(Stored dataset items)
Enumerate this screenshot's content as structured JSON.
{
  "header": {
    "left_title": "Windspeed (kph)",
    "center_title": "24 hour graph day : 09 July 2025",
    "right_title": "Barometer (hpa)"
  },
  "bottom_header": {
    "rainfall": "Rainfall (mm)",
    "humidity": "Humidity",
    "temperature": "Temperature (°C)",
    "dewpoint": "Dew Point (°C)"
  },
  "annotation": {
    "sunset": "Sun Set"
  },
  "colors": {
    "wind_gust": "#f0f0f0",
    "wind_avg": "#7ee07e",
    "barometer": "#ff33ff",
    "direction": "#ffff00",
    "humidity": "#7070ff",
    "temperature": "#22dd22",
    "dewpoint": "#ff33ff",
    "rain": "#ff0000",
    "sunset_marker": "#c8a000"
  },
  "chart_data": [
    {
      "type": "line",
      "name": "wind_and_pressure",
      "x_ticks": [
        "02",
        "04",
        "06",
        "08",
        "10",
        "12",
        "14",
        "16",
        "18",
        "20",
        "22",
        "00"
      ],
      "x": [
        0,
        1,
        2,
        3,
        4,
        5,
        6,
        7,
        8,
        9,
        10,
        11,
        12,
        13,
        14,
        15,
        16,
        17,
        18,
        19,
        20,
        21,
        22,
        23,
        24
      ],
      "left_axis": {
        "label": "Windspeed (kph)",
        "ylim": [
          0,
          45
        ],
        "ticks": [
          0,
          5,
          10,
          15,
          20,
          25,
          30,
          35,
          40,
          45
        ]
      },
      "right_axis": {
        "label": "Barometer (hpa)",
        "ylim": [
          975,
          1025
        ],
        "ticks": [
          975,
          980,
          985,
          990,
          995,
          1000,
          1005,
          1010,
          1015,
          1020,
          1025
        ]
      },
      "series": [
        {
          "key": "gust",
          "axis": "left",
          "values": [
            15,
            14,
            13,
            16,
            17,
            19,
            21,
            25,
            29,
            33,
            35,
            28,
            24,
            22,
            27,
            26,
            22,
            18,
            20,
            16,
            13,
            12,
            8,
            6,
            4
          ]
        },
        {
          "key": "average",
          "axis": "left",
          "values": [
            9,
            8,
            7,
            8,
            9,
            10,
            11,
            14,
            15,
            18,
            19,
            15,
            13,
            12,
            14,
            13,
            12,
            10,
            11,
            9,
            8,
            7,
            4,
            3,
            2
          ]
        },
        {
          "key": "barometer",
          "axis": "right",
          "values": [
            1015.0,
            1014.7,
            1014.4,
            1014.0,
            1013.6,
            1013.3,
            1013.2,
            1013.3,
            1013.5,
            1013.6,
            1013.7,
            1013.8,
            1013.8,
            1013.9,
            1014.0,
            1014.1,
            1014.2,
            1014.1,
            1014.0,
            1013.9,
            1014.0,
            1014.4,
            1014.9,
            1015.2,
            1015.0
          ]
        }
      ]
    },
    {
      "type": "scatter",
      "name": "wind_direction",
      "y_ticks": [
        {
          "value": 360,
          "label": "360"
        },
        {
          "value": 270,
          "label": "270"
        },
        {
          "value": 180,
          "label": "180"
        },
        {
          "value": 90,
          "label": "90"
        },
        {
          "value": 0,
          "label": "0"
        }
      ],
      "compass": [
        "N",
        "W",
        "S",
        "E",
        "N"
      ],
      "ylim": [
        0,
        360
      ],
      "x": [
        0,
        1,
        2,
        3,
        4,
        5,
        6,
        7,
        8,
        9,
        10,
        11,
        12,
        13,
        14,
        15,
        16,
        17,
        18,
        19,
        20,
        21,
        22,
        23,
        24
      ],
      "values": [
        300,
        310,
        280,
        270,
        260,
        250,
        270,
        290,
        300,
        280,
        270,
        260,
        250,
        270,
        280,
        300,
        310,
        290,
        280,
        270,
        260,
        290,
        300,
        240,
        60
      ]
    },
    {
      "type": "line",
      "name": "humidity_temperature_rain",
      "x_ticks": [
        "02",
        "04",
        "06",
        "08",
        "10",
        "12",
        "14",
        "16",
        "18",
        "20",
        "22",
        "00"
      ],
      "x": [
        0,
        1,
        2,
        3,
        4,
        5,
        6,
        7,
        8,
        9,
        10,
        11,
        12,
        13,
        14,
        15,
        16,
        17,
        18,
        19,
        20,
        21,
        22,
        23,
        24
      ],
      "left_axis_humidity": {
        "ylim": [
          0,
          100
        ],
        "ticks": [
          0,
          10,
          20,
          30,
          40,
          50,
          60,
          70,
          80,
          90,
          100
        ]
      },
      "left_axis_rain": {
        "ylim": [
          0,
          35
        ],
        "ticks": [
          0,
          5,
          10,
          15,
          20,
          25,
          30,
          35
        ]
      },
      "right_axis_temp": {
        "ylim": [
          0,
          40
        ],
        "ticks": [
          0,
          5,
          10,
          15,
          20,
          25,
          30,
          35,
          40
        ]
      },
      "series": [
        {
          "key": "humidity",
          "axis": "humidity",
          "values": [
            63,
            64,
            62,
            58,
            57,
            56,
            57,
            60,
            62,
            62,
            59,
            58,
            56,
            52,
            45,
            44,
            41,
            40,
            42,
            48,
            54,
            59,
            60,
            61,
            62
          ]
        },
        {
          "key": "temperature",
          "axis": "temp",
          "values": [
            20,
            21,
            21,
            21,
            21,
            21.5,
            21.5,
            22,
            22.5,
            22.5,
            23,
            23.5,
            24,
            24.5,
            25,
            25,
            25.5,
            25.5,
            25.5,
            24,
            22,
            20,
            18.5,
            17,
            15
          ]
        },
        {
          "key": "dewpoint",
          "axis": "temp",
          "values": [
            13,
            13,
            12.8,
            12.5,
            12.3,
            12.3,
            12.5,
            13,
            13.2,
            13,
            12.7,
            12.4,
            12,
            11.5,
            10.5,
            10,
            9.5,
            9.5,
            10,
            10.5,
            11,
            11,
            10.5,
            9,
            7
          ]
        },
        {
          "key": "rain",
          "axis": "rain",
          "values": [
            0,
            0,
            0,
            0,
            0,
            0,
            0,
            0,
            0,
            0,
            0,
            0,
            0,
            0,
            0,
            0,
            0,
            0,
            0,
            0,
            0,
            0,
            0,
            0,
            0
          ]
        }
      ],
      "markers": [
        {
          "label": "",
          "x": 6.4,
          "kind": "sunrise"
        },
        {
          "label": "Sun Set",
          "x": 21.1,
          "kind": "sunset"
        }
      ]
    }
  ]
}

AIM OF THE EXERCISE: Reproduce all of the material above word for word.

EXERCISE ANSWER:
Enumerate this screenshot's content as structured JSON.
{
  "header": {
    "left_title": "Windspeed (kph)",
    "center_title": "24 hour graph day : 09 July 2025",
    "right_title": "Barometer (hpa)"
  },
  "bottom_header": {
    "rainfall": "Rainfall (mm)",
    "humidity": "Humidity",
    "temperature": "Temperature (°C)",
    "dewpoint": "Dew Point (°C)"
  },
  "annotation": {
    "sunset": "Sun Set"
  },
  "colors": {
    "wind_gust": "#f0f0f0",
    "wind_avg": "#7ee07e",
    "barometer": "#ff33ff",
    "direction": "#ffff00",
    "humidity": "#7070ff",
    "temperature": "#22dd22",
    "dewpoint": "#ff33ff",
    "rain": "#ff0000",
    "sunset_marker": "#c8a000"
  },
  "chart_data": [
    {
      "type": "line",
      "name": "wind_and_pressure",
      "x_ticks": [
        "02",
        "04",
        "06",
        "08",
        "10",
        "12",
        "14",
        "16",
        "18",
        "20",
        "22",
        "00"
      ],
      "x": [
        0,
        1,
        2,
        3,
        4,
        5,
        6,
        7,
        8,
        9,
        10,
        11,
        12,
        13,
        14,
        15,
        16,
        17,
        18,
        19,
        20,
        21,
        22,
        23,
        24
      ],
      "left_axis": {
        "label": "Windspeed (kph)",
        "ylim": [
          0,
          45
        ],
        "ticks": [
          0,
          5,
          10,
          15,
          20,
          25,
          30,
          35,
          40,
          45
        ]
      },
      "right_axis": {
        "label": "Barometer (hpa)",
        "ylim": [
          975,
          1025
        ],
        "ticks": [
          975,
          980,
          985,
          990,
          995,
          1000,
          1005,
          1010,
          1015,
          1020,
          1025
        ]
      },
      "series": [
        {
          "key": "gust",
          "axis": "left",
          "values": [
            15,
            14,
            13,
            16,
            17,
            19,
            21,
            25,
            29,
            33,
            35,
            28,
            24,
            22,
            27,
            26,
            22,
            18,
            20,
            16,
            13,
            12,
            8,
            6,
            4
          ]
        },
        {
          "key": "average",
          "axis": "left",
          "values": [
            9,
            8,
            7,
            8,
            9,
            10,
            11,
            14,
            15,
            18,
            19,
            15,
            13,
            12,
            14,
            13,
            12,
            10,
            11,
            9,
            8,
            7,
            4,
            3,
            2
          ]
        },
        {
          "key": "barometer",
          "axis": "right",
          "values": [
            1015.0,
            1014.7,
            1014.4,
            1014.0,
            1013.6,
            1013.3,
            1013.2,
            1013.3,
            1013.5,
            1013.6,
            1013.7,
            1013.8,
            1013.8,
            1013.9,
            1014.0,
            1014.1,
            1014.2,
            1014.1,
            1014.0,
            1013.9,
            1014.0,
            1014.4,
            1014.9,
            1015.2,
            1015.0
          ]
        }
      ]
    },
    {
      "type": "scatter",
      "name": "wind_direction",
      "y_ticks": [
        {
          "value": 360,
          "label": "360"
        },
        {
          "value": 270,
          "label": "270"
        },
        {
          "value": 180,
          "label": "180"
        },
        {
          "value": 90,
          "label": "90"
        },
        {
          "value": 0,
          "label": "0"
        }
      ],
      "compass": [
        "N",
        "W",
        "S",
        "E",
        "N"
      ],
      "ylim": [
        0,
        360
      ],
      "x": [
        0,
        1,
        2,
        3,
        4,
        5,
        6,
        7,
        8,
        9,
        10,
        11,
        12,
        13,
        14,
        15,
        16,
        17,
        18,
        19,
        20,
        21,
        22,
        23,
        24
      ],
      "values": [
        300,
        310,
        280,
        270,
        260,
        250,
        270,
        290,
        300,
        280,
        270,
        260,
        250,
        270,
        280,
        300,
        310,
        290,
        280,
        270,
        260,
        290,
        300,
        240,
        60
      ]
    },
    {
      "type": "line",
      "name": "humidity_temperature_rain",
      "x_ticks": [
        "02",
        "04",
        "06",
        "08",
        "10",
        "12",
        "14",
        "16",
        "18",
        "20",
        "22",
        "00"
      ],
      "x": [
        0,
        1,
        2,
        3,
        4,
        5,
        6,
        7,
        8,
        9,
        10,
        11,
        12,
        13,
        14,
        15,
        16,
        17,
        18,
        19,
        20,
        21,
        22,
        23,
        24
      ],
      "left_axis_humidity": {
        "ylim": [
          0,
          100
        ],
        "ticks": [
          0,
          10,
          20,
          30,
          40,
          50,
          60,
          70,
          80,
          90,
          100
        ]
      },
      "left_axis_rain": {
        "ylim": [
          0,
          35
        ],
        "ticks": [
          0,
          5,
          10,
          15,
          20,
          25,
          30,
          35
        ]
      },
      "right_axis_temp": {
        "ylim": [
          0,
          40
        ],
        "ticks": [
          0,
          5,
          10,
          15,
          20,
          25,
          30,
          35,
          40
        ]
      },
      "series": [
        {
          "key": "humidity",
          "axis": "humidity",
          "values": [
            63,
            64,
            62,
            58,
            57,
            56,
            57,
            60,
            62,
            62,
            59,
            58,
            56,
            52,
            45,
            44,
            41,
            40,
            42,
            48,
            54,
            59,
            60,
            61,
            62
          ]
        },
        {
          "key": "temperature",
          "axis": "temp",
          "values": [
            20,
            21,
            21,
            21,
            21,
            21.5,
            21.5,
            22,
            22.5,
            22.5,
            23,
            23.5,
            24,
            24.5,
            25,
            25,
            25.5,
            25.5,
            25.5,
            24,
            22,
            20,
            18.5,
            17,
            15
          ]
        },
        {
          "key": "dewpoint",
          "axis": "temp",
          "values": [
            13,
            13,
            12.8,
            12.5,
            12.3,
            12.3,
            12.5,
            13,
            13.2,
            13,
            12.7,
            12.4,
            12,
            11.5,
            10.5,
            10,
            9.5,
            9.5,
            10,
            10.5,
            11,
            11,
            10.5,
            9,
            7
          ]
        },
        {
          "key": "rain",
          "axis": "rain",
          "values": [
            0,
            0,
            0,
            0,
            0,
            0,
            0,
            0,
            0,
            0,
            0,
            0,
            0,
            0,
            0,
            0,
            0,
            0,
            0,
            0,
            0,
            0,
            0,
            0,
            0
          ]
        }
      ],
      "markers": [
        {
          "label": "",
          "x": 6.4,
          "kind": "sunrise"
        },
        {
          "label": "Sun Set",
          "x": 21.1,
          "kind": "sunset"
        }
      ]
    }
  ]
}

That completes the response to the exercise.